• **Entries provided**:
= = = = = = =
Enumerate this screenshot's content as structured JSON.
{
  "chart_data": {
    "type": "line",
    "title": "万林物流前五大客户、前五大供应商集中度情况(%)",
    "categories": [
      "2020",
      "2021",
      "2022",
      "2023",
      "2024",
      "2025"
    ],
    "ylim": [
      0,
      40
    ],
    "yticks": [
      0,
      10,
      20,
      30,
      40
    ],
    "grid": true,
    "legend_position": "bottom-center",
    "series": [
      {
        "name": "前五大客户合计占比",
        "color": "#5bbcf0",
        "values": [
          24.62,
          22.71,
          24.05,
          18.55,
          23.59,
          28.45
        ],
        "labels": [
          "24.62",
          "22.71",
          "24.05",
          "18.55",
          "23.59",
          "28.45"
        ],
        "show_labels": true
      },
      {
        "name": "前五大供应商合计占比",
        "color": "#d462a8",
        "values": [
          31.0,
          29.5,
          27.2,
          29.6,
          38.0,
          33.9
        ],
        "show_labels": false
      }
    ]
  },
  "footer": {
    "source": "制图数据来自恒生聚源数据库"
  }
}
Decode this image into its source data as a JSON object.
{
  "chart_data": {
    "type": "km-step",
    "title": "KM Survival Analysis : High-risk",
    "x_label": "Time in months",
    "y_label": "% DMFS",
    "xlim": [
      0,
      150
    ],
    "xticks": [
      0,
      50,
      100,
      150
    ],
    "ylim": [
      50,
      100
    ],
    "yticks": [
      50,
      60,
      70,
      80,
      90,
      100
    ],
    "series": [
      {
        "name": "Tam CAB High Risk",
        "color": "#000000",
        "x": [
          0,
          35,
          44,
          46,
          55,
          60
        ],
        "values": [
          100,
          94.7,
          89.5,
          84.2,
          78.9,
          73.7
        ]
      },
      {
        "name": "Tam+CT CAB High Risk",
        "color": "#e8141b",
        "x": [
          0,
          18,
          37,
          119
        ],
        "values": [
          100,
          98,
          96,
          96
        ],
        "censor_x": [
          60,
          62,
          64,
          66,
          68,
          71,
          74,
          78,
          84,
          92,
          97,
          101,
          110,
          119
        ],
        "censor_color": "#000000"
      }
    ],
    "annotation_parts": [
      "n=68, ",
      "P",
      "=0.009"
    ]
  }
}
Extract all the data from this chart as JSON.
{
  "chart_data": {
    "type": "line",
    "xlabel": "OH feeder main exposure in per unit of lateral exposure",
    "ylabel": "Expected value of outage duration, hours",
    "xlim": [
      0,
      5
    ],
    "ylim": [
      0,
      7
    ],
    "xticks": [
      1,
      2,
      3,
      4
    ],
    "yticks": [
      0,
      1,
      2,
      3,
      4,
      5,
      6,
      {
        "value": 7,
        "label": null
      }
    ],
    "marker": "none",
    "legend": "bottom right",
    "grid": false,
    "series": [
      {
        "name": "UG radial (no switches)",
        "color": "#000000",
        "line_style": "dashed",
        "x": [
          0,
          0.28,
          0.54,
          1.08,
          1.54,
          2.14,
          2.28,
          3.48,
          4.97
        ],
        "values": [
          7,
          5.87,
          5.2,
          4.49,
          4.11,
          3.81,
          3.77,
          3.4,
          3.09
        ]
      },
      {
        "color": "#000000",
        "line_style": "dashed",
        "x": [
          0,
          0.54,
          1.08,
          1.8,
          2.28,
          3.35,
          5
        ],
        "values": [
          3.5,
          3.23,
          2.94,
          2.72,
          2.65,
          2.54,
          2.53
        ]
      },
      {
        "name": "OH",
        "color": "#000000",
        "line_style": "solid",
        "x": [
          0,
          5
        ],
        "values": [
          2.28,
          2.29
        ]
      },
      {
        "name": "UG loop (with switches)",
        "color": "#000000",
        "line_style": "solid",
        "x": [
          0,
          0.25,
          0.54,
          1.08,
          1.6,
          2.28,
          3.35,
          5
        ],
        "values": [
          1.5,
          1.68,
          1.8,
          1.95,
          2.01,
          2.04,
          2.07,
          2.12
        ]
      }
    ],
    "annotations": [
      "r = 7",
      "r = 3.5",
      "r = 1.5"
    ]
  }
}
= = = = = = =
• **Aim**: Filter the entries and copy out every line with the word "source".

• **Response for this exercise**:
    "source": "制图数据来自恒生聚源数据库"
Decode this image into its source data as a JSON object.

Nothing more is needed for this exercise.